Work through the material below and count the lines holding the word "výdaje"; give that count and nothing more.

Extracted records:
────────────────────

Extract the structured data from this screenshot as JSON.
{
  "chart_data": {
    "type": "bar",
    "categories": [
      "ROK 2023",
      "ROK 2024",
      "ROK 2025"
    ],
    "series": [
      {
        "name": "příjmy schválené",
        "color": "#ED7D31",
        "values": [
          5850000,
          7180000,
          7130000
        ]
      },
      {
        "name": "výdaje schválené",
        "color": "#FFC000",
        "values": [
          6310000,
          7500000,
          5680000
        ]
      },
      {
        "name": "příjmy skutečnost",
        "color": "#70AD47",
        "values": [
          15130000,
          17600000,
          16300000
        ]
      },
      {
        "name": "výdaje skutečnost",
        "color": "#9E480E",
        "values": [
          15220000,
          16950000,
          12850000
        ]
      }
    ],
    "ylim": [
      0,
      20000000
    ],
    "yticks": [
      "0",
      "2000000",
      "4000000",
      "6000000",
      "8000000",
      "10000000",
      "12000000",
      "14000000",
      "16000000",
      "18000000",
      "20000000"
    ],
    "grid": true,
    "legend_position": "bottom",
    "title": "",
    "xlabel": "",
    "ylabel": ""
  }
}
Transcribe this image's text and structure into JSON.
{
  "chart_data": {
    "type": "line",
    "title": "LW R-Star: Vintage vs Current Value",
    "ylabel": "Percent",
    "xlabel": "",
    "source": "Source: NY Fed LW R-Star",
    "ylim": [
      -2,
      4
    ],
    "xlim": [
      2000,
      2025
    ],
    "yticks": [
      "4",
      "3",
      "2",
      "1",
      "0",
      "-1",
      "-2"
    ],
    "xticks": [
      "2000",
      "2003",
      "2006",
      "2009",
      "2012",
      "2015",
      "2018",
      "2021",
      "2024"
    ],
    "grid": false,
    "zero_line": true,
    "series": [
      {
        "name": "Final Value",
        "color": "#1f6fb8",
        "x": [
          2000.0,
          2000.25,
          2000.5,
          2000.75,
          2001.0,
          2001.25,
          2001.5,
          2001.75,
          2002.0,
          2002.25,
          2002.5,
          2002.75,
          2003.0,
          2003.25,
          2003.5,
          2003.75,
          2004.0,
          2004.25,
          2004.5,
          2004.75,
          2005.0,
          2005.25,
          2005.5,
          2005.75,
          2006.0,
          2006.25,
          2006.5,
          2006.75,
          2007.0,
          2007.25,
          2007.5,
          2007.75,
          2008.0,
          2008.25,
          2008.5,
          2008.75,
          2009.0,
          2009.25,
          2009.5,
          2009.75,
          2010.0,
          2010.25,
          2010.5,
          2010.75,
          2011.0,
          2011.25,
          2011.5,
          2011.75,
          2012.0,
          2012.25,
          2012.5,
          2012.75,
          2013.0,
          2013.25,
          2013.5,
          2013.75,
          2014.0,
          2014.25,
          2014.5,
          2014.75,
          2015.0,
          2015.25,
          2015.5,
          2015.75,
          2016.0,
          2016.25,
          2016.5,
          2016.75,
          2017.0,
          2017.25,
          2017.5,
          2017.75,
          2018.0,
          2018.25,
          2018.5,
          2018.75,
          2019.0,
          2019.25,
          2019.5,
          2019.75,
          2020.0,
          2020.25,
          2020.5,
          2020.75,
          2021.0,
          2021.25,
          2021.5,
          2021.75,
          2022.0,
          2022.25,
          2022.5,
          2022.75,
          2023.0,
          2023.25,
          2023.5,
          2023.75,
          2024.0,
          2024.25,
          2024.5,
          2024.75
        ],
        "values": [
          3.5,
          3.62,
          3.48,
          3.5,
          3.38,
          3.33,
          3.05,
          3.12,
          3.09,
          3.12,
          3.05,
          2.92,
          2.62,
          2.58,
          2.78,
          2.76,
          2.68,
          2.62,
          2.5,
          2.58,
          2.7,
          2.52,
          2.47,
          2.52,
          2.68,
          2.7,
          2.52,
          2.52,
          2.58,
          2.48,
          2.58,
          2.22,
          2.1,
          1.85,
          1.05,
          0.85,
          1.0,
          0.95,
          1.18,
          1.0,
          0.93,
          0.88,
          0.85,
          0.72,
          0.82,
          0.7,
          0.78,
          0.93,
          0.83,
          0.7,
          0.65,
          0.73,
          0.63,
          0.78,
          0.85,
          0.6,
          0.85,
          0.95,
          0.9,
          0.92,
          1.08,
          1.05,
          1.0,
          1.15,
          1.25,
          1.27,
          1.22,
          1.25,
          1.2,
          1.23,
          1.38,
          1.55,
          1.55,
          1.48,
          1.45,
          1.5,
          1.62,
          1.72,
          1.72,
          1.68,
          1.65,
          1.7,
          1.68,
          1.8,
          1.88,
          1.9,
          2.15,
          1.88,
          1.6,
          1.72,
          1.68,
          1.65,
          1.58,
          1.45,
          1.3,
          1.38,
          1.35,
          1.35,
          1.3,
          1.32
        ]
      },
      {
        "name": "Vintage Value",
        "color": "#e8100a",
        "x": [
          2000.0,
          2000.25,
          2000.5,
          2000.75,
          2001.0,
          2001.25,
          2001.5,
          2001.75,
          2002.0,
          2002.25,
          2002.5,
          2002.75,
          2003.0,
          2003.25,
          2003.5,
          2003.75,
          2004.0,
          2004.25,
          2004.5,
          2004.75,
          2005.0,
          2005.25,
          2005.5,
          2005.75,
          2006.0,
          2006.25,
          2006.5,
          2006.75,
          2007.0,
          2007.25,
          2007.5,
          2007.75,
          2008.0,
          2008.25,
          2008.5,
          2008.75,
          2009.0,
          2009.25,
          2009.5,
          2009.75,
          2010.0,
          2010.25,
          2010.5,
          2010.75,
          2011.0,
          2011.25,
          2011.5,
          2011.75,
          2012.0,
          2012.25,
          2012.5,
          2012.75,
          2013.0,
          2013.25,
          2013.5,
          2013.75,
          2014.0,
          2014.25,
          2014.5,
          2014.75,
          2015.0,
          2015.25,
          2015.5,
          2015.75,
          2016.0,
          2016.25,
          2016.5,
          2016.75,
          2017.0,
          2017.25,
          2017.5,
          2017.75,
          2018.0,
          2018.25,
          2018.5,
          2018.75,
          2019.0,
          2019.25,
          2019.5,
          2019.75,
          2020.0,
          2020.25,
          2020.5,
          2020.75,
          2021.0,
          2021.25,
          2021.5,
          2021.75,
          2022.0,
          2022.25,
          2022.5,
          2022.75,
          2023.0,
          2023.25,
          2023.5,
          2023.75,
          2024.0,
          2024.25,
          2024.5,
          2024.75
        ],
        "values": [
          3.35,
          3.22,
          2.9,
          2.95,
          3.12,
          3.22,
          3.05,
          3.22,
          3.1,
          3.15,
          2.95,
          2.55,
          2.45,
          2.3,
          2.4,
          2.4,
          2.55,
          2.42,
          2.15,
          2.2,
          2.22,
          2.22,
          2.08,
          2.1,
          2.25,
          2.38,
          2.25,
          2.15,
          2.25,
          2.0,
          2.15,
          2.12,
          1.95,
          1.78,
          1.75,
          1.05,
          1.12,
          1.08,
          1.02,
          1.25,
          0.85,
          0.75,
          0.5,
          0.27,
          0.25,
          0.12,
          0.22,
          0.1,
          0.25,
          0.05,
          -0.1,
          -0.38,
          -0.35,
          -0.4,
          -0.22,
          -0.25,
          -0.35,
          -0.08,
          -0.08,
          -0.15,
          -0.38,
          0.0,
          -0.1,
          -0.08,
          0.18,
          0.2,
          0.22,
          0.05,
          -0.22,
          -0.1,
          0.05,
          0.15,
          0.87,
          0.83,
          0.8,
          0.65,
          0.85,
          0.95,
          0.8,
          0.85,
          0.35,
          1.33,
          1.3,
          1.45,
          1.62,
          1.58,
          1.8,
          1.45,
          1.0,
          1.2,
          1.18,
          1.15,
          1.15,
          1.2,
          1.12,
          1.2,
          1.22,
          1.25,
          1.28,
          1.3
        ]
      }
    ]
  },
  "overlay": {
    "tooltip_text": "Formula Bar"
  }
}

────────────────────

RESPONSE TO THIS EXERCISE: 2